▶ _Direction_
Where a line of the listing below includes the word "लवकरच", reproduce that line.

┄┄┄┄┄┄

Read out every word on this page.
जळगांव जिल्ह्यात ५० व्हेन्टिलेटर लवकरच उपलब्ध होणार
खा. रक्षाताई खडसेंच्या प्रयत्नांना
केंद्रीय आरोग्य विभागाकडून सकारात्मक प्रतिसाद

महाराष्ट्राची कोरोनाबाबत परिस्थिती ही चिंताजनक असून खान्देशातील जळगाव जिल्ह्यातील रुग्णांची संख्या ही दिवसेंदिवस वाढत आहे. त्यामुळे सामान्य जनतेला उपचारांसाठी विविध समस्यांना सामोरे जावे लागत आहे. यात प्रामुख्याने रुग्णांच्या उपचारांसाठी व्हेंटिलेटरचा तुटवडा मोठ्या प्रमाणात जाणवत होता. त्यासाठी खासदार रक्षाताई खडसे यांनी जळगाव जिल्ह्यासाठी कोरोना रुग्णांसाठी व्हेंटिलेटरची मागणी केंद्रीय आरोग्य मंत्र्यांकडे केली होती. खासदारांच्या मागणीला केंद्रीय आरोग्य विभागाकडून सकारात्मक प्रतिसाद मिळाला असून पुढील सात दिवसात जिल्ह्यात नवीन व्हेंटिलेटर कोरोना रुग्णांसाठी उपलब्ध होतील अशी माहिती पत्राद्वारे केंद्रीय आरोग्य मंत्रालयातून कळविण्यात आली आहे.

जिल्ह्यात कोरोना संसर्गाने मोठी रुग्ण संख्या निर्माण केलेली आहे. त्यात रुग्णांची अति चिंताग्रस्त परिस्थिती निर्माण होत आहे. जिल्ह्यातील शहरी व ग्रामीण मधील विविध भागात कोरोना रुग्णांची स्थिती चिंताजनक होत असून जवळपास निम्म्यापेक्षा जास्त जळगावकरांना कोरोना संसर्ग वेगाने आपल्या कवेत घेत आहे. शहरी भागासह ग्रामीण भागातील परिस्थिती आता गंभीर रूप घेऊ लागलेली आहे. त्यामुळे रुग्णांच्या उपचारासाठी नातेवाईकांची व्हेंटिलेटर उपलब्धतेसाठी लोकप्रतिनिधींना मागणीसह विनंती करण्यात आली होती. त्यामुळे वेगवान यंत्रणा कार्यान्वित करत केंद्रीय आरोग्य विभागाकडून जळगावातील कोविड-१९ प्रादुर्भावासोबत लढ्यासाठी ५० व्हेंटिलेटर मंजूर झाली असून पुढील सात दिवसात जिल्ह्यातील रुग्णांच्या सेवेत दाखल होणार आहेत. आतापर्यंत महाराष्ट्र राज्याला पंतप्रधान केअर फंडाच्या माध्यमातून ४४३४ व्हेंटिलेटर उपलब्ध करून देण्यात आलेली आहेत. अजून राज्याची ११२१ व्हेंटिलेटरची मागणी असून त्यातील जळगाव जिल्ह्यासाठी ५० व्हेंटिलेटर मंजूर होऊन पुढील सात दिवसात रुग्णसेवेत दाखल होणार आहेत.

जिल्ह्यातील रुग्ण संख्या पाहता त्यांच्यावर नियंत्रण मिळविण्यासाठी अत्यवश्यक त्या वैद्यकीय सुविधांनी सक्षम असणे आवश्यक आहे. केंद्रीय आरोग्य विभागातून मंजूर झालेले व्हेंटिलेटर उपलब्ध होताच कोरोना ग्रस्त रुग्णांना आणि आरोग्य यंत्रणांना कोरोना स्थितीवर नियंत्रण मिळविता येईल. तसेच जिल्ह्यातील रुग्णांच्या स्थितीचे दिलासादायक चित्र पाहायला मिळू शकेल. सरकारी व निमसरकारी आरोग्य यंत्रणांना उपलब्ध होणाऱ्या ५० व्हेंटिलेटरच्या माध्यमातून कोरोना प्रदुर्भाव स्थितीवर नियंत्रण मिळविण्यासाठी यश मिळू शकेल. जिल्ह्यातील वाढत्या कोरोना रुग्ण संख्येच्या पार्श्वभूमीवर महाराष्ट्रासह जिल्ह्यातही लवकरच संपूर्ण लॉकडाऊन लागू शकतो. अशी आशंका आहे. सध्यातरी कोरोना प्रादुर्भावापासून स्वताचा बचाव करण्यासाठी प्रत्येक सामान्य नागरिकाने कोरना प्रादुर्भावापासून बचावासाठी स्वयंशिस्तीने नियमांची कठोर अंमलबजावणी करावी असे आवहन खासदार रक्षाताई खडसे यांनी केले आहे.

┄┄┄┄┄┄

▶ _Worked answer_
जळगांव जिल्ह्यात ५० व्हेन्टिलेटर लवकरच उपलब्ध होणार
जिल्ह्यातील रुग्ण संख्या पाहता त्यांच्यावर नियंत्रण मिळविण्यासाठी अत्यवश्यक त्या वैद्यकीय सुविधांनी सक्षम असणे आवश्यक आहे. केंद्रीय आरोग्य विभागातून मंजूर झालेले व्हेंटिलेटर उपलब्ध होताच कोरोना ग्रस्त रुग्णांना आणि आरोग्य यंत्रणांना कोरोना स्थितीवर नियंत्रण मिळविता येईल. तसेच जिल्ह्यातील रुग्णांच्या स्थितीचे दिलासादायक चित्र पाहायला मिळू शकेल. सरकारी व निमसरकारी आरोग्य यंत्रणांना उपलब्ध होणाऱ्या ५० व्हेंटिलेटरच्या माध्यमातून कोरोना प्रदुर्भाव स्थितीवर नियंत्रण मिळविण्यासाठी यश मिळू शकेल. जिल्ह्यातील वाढत्या कोरोना रुग्ण संख्येच्या पार्श्वभूमीवर महाराष्ट्रासह जिल्ह्यातही लवकरच संपूर्ण लॉकडाऊन लागू शकतो. अशी आशंका आहे. सध्यातरी कोरोना प्रादुर्भावापासून स्वताचा बचाव करण्यासाठी प्रत्येक सामान्य नागरिकाने कोरना प्रादुर्भावापासून बचावासाठी स्वयंशिस्तीने नियमांची कठोर अंमलबजावणी करावी असे आवहन खासदार रक्षाताई खडसे यांनी केले आहे.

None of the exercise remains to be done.